▶ [Problem requirements]
Could you express the entries from the line with "legend: Fertility Actual" up to and including the line with "x-tick-label: 2040 xyxy=(470,430,503,445)" as a Markdown table with the columns Row and Line, leaving out any blank lines?

--- Start of Records shown ---

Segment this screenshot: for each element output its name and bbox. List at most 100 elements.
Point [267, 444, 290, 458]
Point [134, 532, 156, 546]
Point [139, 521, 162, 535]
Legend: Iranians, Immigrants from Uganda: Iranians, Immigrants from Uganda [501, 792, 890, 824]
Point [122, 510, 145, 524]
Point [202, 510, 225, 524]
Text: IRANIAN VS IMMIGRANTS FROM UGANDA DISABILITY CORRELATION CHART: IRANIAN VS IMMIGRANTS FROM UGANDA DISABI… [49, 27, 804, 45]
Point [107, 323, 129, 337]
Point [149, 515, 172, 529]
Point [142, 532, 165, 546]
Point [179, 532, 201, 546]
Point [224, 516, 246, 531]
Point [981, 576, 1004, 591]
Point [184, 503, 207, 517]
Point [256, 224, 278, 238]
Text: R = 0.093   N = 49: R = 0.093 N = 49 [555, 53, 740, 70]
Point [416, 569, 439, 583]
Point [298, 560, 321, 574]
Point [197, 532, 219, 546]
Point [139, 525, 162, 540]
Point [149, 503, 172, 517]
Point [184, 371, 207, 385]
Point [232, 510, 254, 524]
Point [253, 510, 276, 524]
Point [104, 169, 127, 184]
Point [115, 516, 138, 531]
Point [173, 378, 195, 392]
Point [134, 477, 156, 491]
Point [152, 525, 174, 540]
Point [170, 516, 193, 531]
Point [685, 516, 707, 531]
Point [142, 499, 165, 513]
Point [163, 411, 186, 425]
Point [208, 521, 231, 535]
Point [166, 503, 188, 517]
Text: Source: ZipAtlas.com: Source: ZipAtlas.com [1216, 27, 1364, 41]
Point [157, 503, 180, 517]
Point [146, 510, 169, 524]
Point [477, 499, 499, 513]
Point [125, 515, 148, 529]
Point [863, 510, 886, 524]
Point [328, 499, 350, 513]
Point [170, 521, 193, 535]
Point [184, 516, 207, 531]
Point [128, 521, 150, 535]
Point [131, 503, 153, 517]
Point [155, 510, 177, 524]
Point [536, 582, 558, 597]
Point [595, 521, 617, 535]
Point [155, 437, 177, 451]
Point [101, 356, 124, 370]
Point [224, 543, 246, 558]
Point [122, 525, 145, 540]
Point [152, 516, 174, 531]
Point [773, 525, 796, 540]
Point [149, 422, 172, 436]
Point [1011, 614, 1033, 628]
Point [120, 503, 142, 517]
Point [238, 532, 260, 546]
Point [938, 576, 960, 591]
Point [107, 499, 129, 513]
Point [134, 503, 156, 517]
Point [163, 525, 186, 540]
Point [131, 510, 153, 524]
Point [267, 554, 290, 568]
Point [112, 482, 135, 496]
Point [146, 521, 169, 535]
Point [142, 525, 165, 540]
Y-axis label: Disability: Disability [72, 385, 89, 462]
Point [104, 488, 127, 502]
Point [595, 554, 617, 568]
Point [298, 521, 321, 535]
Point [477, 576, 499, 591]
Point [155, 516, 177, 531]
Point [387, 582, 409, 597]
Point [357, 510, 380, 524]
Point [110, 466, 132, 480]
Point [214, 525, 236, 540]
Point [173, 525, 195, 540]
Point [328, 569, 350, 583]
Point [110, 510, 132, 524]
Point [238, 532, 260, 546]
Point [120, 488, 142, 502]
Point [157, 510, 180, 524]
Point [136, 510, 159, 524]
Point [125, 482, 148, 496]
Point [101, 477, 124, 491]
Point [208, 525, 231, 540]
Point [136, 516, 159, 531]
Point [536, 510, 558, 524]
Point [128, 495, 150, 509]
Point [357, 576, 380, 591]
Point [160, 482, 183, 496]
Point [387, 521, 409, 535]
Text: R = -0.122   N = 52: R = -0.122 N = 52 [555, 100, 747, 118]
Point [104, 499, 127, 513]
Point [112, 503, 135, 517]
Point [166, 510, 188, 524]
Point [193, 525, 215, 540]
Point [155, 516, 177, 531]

--- End of Records shown ---
--- Start of Records shown ---

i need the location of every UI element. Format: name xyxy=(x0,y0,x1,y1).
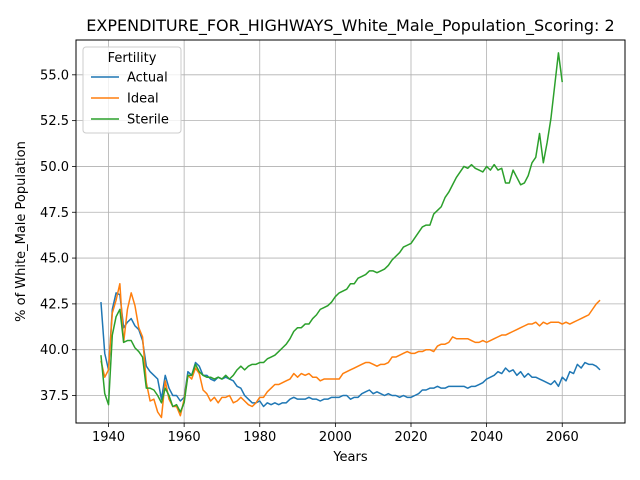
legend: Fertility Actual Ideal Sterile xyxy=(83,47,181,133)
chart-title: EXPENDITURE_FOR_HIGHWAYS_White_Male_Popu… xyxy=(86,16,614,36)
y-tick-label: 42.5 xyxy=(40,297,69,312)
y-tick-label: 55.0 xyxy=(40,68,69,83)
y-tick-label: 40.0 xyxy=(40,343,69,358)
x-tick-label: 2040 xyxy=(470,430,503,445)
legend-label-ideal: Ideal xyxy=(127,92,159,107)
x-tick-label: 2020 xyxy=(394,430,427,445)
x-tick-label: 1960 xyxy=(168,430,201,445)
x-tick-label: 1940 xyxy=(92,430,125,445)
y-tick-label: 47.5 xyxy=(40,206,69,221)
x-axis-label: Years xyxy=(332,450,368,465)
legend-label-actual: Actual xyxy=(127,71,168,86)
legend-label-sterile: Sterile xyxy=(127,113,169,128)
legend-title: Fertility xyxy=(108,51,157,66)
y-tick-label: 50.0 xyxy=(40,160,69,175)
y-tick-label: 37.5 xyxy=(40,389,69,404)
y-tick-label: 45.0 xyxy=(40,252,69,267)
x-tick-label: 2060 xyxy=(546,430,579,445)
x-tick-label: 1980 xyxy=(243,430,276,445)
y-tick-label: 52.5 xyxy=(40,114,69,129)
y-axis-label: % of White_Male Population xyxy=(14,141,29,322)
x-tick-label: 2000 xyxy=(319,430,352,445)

--- End of Records shown ---

▶ [Response to this exercise]
| Row | Line |
|---|---|
| 1 | legend: Fertility Actual Ideal Sterile xyxy=(83,47,181,133) |
| 2 | chart-title: EXPENDITURE_FOR_HIGHWAYS_White_Male_Popu… xyxy=(86,16,614,36) |
| 3 | y-tick-label: 42.5 xyxy=(40,297,69,312) |
| 4 | y-tick-label: 55.0 xyxy=(40,68,69,83) |
| 5 | y-tick-label: 40.0 xyxy=(40,343,69,358) |
| 6 | x-tick-label: 2040 xyxy=(470,430,503,445) |